◆ Requirements ◆
Extract every entry word for word.
------ Extracted information
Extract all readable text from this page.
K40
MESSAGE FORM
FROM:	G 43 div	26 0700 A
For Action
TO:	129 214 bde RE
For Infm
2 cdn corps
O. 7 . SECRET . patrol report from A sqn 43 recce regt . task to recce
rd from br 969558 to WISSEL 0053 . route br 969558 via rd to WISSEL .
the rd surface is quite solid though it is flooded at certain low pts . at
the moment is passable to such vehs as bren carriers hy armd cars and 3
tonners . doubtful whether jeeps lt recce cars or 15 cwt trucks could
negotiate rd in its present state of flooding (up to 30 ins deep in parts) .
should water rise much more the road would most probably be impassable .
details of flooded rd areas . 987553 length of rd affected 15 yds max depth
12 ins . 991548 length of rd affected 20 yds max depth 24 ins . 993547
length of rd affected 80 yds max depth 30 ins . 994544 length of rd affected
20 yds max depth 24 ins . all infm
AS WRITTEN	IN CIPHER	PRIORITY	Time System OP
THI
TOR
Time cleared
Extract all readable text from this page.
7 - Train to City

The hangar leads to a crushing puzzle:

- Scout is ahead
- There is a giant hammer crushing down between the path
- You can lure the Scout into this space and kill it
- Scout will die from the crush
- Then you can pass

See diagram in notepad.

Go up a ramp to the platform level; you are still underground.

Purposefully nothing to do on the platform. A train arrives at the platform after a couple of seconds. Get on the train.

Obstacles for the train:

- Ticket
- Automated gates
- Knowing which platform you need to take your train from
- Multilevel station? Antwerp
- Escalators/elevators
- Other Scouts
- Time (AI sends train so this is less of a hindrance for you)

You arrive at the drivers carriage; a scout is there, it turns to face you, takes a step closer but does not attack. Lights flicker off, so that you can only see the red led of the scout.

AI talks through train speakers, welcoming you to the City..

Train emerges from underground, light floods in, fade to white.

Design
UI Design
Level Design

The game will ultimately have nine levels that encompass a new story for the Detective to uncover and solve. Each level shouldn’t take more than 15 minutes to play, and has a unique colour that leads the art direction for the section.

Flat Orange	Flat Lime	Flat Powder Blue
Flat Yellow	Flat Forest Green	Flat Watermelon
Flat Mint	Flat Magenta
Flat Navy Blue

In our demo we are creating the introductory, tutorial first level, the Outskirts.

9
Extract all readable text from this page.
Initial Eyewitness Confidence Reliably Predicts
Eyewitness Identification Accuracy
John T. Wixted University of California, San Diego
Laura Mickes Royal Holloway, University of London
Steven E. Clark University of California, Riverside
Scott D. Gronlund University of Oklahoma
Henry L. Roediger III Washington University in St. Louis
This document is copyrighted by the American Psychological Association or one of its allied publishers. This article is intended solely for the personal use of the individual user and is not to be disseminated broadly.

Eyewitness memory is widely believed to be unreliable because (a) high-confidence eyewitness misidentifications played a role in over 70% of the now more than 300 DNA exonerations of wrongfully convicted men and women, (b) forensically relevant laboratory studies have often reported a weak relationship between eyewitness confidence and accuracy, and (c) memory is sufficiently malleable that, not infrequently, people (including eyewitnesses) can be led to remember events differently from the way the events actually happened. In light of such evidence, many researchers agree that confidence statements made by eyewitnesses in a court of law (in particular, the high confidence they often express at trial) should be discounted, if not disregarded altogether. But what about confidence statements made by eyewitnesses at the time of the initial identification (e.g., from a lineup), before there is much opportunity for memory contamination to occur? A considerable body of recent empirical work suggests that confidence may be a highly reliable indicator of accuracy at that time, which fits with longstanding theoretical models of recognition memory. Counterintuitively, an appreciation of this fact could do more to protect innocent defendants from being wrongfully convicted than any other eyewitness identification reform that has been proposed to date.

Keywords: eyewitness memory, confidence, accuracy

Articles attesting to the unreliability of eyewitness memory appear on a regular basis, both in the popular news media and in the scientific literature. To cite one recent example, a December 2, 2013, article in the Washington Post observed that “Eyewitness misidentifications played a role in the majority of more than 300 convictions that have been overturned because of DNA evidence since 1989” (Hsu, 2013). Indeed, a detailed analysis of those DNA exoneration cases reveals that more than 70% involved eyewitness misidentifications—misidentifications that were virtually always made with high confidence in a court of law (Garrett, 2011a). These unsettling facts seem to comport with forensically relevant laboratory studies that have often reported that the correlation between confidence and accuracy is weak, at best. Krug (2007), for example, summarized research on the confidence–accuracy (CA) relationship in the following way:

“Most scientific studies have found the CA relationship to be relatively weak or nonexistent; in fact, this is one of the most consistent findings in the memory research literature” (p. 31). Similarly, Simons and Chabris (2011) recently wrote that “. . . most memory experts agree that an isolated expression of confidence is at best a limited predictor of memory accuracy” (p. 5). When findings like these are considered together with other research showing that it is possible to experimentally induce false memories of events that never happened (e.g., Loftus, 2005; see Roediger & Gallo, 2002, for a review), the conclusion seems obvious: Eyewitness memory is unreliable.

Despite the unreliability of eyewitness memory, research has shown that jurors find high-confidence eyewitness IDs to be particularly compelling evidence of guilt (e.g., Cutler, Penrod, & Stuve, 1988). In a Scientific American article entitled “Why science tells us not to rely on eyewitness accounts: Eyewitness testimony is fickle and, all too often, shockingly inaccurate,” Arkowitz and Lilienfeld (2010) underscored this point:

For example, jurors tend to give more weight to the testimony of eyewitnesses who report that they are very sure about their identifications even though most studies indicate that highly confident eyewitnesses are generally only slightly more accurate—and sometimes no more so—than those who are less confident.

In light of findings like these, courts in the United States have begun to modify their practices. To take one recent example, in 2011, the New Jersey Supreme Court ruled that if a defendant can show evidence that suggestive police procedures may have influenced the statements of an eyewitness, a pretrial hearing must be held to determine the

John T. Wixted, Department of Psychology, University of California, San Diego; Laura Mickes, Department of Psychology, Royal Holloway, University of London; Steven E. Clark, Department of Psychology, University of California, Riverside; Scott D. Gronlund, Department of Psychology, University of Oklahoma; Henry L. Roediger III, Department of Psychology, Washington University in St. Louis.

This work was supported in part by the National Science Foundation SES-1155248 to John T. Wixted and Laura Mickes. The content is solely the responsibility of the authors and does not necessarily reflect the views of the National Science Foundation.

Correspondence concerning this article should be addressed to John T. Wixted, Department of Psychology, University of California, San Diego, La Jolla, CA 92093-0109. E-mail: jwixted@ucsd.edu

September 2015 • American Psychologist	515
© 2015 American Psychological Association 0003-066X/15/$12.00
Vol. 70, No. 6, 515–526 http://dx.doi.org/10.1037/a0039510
------------
◆ Finished exercise ◆
Extract all readable text from this page.
K40
MESSAGE FORM
FROM:	G 43 div	26 0700 A
For Action
TO:	129 214 bde RE
For Infm
2 cdn corps
O. 7 . SECRET . patrol report from A sqn 43 recce regt . task to recce
rd from br 969558 to WISSEL 0053 . route br 969558 via rd to WISSEL .
the rd surface is quite solid though it is flooded at certain low pts . at
the moment is passable to such vehs as bren carriers hy armd cars and 3
tonners . doubtful whether jeeps lt recce cars or 15 cwt trucks could
negotiate rd in its present state of flooding (up to 30 ins deep in parts) .
should water rise much more the road would most probably be impassable .
details of flooded rd areas . 987553 length of rd affected 15 yds max depth
12 ins . 991548 length of rd affected 20 yds max depth 24 ins . 993547
length of rd affected 80 yds max depth 30 ins . 994544 length of rd affected
20 yds max depth 24 ins . all infm
AS WRITTEN	IN CIPHER	PRIORITY	Time System OP
THI
TOR
Time cleared
Extract all readable text from this page.
7 - Train to City

The hangar leads to a crushing puzzle:

- Scout is ahead
- There is a giant hammer crushing down between the path
- You can lure the Scout into this space and kill it
- Scout will die from the crush
- Then you can pass

See diagram in notepad.

Go up a ramp to the platform level; you are still underground.

Purposefully nothing to do on the platform. A train arrives at the platform after a couple of seconds. Get on the train.

Obstacles for the train:

- Ticket
- Automated gates
- Knowing which platform you need to take your train from
- Multilevel station? Antwerp
- Escalators/elevators
- Other Scouts
- Time (AI sends train so this is less of a hindrance for you)

You arrive at the drivers carriage; a scout is there, it turns to face you, takes a step closer but does not attack. Lights flicker off, so that you can only see the red led of the scout.

AI talks through train speakers, welcoming you to the City..

Train emerges from underground, light floods in, fade to white.

Design
UI Design
Level Design

The game will ultimately have nine levels that encompass a new story for the Detective to uncover and solve. Each level shouldn’t take more than 15 minutes to play, and has a unique colour that leads the art direction for the section.

Flat Orange	Flat Lime	Flat Powder Blue
Flat Yellow	Flat Forest Green	Flat Watermelon
Flat Mint	Flat Magenta
Flat Navy Blue

In our demo we are creating the introductory, tutorial first level, the Outskirts.

9
Extract all readable text from this page.
Initial Eyewitness Confidence Reliably Predicts
Eyewitness Identification Accuracy
John T. Wixted University of California, San Diego
Laura Mickes Royal Holloway, University of London
Steven E. Clark University of California, Riverside
Scott D. Gronlund University of Oklahoma
Henry L. Roediger III Washington University in St. Louis
This document is copyrighted by the American Psychological Association or one of its allied publishers. This article is intended solely for the personal use of the individual user and is not to be disseminated broadly.

Eyewitness memory is widely believed to be unreliable because (a) high-confidence eyewitness misidentifications played a role in over 70% of the now more than 300 DNA exonerations of wrongfully convicted men and women, (b) forensically relevant laboratory studies have often reported a weak relationship between eyewitness confidence and accuracy, and (c) memory is sufficiently malleable that, not infrequently, people (including eyewitnesses) can be led to remember events differently from the way the events actually happened. In light of such evidence, many researchers agree that confidence statements made by eyewitnesses in a court of law (in particular, the high confidence they often express at trial) should be discounted, if not disregarded altogether. But what about confidence statements made by eyewitnesses at the time of the initial identification (e.g., from a lineup), before there is much opportunity for memory contamination to occur? A considerable body of recent empirical work suggests that confidence may be a highly reliable indicator of accuracy at that time, which fits with longstanding theoretical models of recognition memory. Counterintuitively, an appreciation of this fact could do more to protect innocent defendants from being wrongfully convicted than any other eyewitness identification reform that has been proposed to date.

Keywords: eyewitness memory, confidence, accuracy

Articles attesting to the unreliability of eyewitness memory appear on a regular basis, both in the popular news media and in the scientific literature. To cite one recent example, a December 2, 2013, article in the Washington Post observed that “Eyewitness misidentifications played a role in the majority of more than 300 convictions that have been overturned because of DNA evidence since 1989” (Hsu, 2013). Indeed, a detailed analysis of those DNA exoneration cases reveals that more than 70% involved eyewitness misidentifications—misidentifications that were virtually always made with high confidence in a court of law (Garrett, 2011a). These unsettling facts seem to comport with forensically relevant laboratory studies that have often reported that the correlation between confidence and accuracy is weak, at best. Krug (2007), for example, summarized research on the confidence–accuracy (CA) relationship in the following way:

“Most scientific studies have found the CA relationship to be relatively weak or nonexistent; in fact, this is one of the most consistent findings in the memory research literature” (p. 31). Similarly, Simons and Chabris (2011) recently wrote that “. . . most memory experts agree that an isolated expression of confidence is at best a limited predictor of memory accuracy” (p. 5). When findings like these are considered together with other research showing that it is possible to experimentally induce false memories of events that never happened (e.g., Loftus, 2005; see Roediger & Gallo, 2002, for a review), the conclusion seems obvious: Eyewitness memory is unreliable.

Despite the unreliability of eyewitness memory, research has shown that jurors find high-confidence eyewitness IDs to be particularly compelling evidence of guilt (e.g., Cutler, Penrod, & Stuve, 1988). In a Scientific American article entitled “Why science tells us not to rely on eyewitness accounts: Eyewitness testimony is fickle and, all too often, shockingly inaccurate,” Arkowitz and Lilienfeld (2010) underscored this point:

For example, jurors tend to give more weight to the testimony of eyewitnesses who report that they are very sure about their identifications even though most studies indicate that highly confident eyewitnesses are generally only slightly more accurate—and sometimes no more so—than those who are less confident.

In light of findings like these, courts in the United States have begun to modify their practices. To take one recent example, in 2011, the New Jersey Supreme Court ruled that if a defendant can show evidence that suggestive police procedures may have influenced the statements of an eyewitness, a pretrial hearing must be held to determine the

John T. Wixted, Department of Psychology, University of California, San Diego; Laura Mickes, Department of Psychology, Royal Holloway, University of London; Steven E. Clark, Department of Psychology, University of California, Riverside; Scott D. Gronlund, Department of Psychology, University of Oklahoma; Henry L. Roediger III, Department of Psychology, Washington University in St. Louis.

This work was supported in part by the National Science Foundation SES-1155248 to John T. Wixted and Laura Mickes. The content is solely the responsibility of the authors and does not necessarily reflect the views of the National Science Foundation.

Correspondence concerning this article should be addressed to John T. Wixted, Department of Psychology, University of California, San Diego, La Jolla, CA 92093-0109. E-mail: jwixted@ucsd.edu

September 2015 • American Psychologist	515
© 2015 American Psychological Association 0003-066X/15/$12.00
Vol. 70, No. 6, 515–526 http://dx.doi.org/10.1037/a0039510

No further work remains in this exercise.